##### Text #####
I have a report with several parameters. Fiscal Year, Department,Fiscal quarter, just to name a couple, several are Multi-Select. I like to set all my reports with default parameters, and with dates, I love for them to be dynamic, for instances so I don't have to republish reports every year, when I supply default parameters for the Fiscal Year I use this expression =iif(month(now)>=7,year(now)+1,Year(Now)). My company's Fiscal Year Starts in July.
Now for Quarter, it was a little more interesting. It is also a Multi-Select, but I wanted to return the current Fiscal Quarter by Default instead of all. Also in the Stored Procedure, @fquarter is varchar, so the data type for the parameter is String. My Fiscal Year starts in July, so conversion was a little easier since the Fiscal Quarters lined up with the Calendar Quarters. So Instead of selecting all quarters, this returns the Current Fiscal Quarter as a default value.
##### Data under study #####
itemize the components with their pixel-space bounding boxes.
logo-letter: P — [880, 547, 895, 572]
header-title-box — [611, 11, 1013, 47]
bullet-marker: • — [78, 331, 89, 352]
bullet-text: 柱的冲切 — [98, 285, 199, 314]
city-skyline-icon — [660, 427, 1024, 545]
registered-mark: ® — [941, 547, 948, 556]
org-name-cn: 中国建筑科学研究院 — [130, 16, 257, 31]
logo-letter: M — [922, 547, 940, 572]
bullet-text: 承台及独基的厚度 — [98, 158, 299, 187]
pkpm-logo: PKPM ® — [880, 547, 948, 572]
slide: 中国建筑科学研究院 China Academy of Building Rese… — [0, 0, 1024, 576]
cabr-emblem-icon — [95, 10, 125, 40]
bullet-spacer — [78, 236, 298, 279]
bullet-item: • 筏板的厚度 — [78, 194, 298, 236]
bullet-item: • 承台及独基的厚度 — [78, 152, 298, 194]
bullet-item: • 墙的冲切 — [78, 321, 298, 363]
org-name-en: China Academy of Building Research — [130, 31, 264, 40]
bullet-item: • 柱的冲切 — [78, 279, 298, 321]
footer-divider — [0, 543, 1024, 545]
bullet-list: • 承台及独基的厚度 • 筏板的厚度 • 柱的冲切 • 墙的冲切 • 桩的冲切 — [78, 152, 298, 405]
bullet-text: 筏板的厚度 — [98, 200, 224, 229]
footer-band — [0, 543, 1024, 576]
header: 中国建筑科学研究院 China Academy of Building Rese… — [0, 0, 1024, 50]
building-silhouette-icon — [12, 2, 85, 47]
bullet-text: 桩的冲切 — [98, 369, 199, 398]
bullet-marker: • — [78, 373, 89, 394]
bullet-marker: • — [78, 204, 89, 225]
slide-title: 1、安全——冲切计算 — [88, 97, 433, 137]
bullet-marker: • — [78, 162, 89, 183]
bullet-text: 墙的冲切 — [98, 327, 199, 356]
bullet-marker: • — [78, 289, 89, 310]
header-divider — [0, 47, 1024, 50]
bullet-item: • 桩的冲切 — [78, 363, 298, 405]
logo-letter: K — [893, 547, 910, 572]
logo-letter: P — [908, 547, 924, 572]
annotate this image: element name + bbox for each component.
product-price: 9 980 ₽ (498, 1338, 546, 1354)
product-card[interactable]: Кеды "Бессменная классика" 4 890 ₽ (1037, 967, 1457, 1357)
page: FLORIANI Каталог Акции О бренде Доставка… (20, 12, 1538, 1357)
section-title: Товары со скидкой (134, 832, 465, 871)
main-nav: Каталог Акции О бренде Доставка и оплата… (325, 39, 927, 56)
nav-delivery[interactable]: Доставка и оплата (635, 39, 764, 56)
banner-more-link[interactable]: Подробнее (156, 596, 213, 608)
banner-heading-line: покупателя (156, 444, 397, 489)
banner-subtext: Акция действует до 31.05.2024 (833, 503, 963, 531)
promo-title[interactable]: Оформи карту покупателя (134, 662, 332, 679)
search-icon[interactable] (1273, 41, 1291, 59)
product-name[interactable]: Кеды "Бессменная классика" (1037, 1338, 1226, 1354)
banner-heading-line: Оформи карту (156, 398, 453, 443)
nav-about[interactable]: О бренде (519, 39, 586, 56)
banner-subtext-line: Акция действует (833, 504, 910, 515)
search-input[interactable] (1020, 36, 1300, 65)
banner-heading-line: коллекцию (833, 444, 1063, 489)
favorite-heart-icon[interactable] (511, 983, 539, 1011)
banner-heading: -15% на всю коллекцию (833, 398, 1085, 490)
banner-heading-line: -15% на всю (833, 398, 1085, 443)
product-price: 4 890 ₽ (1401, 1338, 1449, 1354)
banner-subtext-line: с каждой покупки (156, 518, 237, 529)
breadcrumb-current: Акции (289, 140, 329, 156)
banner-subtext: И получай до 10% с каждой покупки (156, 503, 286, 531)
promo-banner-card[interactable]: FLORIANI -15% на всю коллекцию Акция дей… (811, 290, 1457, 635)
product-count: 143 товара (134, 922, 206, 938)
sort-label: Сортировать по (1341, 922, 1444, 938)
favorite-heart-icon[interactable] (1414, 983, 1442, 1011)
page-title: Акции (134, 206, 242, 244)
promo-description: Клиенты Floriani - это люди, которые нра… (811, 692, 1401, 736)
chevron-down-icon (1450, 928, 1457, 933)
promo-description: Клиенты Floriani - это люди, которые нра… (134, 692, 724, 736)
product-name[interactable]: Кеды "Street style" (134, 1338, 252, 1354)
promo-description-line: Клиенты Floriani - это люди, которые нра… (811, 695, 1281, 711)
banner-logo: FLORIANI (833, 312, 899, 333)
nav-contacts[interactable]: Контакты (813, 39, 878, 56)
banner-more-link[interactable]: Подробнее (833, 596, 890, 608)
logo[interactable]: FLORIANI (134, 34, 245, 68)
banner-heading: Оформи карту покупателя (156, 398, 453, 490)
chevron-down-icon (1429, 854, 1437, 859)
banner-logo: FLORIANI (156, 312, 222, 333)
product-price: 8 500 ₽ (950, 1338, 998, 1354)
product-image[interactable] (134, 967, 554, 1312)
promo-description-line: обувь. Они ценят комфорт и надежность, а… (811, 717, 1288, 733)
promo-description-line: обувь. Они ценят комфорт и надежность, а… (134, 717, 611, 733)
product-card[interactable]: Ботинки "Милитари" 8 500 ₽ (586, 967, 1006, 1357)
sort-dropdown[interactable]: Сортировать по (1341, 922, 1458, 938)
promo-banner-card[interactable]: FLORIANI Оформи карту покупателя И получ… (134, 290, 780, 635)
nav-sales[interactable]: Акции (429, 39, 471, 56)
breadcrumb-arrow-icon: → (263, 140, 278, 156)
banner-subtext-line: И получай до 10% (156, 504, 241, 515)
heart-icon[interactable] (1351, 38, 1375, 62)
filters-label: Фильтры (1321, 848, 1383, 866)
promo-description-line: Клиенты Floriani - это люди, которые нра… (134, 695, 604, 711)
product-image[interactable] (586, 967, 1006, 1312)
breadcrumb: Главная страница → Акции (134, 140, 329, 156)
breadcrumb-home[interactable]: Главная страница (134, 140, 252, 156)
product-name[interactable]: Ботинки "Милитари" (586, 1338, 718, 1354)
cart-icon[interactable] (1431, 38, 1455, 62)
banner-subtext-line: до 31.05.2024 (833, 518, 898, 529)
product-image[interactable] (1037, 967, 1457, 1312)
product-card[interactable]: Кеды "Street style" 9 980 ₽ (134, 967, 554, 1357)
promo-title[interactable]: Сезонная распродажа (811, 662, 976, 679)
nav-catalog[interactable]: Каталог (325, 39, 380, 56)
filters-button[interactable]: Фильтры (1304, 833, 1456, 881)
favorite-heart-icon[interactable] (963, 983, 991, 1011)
#####
**What the task requires**
Summarize the report-parameter text in two sentences.

**Response to the task**
The writer gives reports default parameters and makes date defaults dynamic so reports need not be republished every year, setting the Fiscal Year default with =iif(month(now)>=7,year(now)+1,Year(Now)) because the company's fiscal year starts in July. For the multi-select Fiscal Quarter parameter, which is a String because @fquarter is varchar in the stored procedure, the default returns the current fiscal quarter instead of all quarters.